■ Given records:
──────────
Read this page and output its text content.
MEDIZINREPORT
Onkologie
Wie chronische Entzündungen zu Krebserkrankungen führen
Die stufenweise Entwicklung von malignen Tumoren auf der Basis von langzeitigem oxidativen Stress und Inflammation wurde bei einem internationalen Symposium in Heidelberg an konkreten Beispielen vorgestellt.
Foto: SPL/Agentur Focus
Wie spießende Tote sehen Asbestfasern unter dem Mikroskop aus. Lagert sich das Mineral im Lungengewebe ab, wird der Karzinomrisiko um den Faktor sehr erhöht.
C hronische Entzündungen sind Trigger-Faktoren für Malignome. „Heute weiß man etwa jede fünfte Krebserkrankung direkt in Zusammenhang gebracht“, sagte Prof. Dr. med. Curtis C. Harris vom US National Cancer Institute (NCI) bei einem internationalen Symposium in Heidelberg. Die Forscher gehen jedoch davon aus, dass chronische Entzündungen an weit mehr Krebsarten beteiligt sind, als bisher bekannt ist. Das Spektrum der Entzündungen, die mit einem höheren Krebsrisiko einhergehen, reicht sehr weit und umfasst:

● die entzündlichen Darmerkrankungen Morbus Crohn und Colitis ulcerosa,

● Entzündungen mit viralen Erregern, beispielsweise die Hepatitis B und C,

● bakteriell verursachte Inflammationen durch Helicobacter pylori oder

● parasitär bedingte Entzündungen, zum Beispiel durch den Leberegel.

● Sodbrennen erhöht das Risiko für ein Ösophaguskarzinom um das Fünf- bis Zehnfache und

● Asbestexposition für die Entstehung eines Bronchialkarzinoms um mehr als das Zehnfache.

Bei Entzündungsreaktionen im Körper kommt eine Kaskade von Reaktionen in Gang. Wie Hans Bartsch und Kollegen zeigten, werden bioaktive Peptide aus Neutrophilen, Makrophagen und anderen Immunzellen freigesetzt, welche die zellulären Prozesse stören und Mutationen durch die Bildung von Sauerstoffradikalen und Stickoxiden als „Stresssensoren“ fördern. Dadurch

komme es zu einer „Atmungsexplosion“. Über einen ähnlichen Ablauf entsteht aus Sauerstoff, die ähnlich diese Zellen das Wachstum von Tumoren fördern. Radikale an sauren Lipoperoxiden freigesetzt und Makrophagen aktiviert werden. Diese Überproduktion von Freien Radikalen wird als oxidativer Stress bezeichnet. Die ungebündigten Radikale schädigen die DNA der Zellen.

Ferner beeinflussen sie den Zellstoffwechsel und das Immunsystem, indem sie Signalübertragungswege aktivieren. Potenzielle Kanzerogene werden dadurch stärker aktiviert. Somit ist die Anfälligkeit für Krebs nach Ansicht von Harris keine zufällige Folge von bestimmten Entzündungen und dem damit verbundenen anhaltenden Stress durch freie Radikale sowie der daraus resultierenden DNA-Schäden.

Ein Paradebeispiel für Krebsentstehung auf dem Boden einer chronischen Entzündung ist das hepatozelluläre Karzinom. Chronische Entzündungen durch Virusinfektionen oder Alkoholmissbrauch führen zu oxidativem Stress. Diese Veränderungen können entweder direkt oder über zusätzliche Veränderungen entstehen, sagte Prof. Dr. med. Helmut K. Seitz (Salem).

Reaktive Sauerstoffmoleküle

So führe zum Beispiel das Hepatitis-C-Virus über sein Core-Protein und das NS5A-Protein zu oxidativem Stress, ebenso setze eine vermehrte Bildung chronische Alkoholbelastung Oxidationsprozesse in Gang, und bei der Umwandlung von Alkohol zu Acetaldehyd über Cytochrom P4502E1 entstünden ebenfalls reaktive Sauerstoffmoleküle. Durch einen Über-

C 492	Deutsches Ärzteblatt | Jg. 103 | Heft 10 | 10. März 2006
──────────
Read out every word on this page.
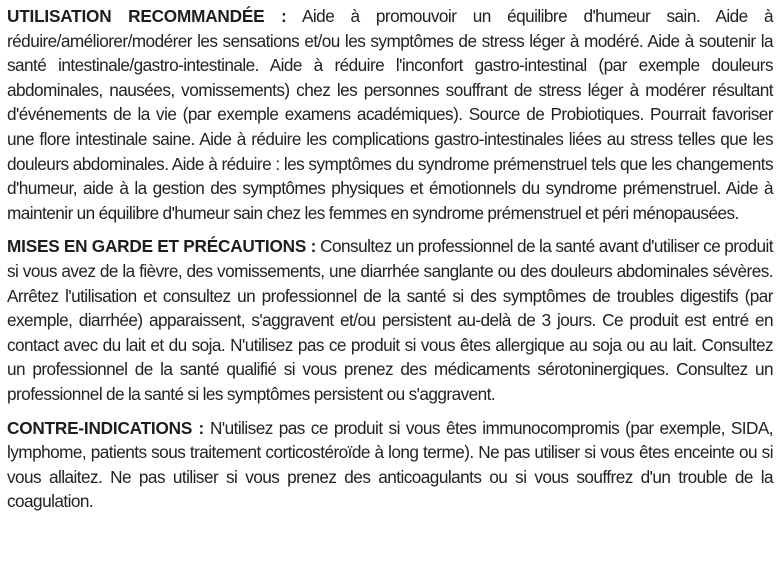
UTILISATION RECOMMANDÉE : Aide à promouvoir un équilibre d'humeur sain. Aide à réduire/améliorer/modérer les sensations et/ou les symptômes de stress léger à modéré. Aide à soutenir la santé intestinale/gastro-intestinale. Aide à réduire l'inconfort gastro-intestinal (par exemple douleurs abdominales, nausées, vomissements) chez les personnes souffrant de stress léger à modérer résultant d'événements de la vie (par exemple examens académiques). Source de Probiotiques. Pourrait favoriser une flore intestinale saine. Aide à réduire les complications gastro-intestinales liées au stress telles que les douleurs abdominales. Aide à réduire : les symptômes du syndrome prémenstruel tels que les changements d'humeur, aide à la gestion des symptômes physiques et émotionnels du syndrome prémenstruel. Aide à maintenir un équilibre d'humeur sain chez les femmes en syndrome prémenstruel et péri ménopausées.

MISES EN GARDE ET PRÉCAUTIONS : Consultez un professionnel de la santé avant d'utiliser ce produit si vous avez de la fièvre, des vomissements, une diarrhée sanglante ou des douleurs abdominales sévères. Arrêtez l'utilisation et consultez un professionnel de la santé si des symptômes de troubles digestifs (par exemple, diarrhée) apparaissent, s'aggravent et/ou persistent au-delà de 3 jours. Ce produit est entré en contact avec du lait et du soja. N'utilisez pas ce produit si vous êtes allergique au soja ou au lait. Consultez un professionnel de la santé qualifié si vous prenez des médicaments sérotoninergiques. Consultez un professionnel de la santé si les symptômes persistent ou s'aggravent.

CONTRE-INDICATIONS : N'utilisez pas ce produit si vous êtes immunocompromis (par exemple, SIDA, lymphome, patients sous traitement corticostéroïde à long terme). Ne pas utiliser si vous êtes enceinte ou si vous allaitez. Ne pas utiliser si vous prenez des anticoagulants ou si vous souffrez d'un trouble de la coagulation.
──────────
■ Work required: Look through the entries above. Copy each line in which the string "erhöht" occurs.

■ Answer to the problem:
Wie spießende Tote sehen Asbestfasern unter dem Mikroskop aus. Lagert sich das Mineral im Lungengewebe ab, wird der Karzinomrisiko um den Faktor sehr erhöht.
● Sodbrennen erhöht das Risiko für ein Ösophaguskarzinom um das Fünf- bis Zehnfache und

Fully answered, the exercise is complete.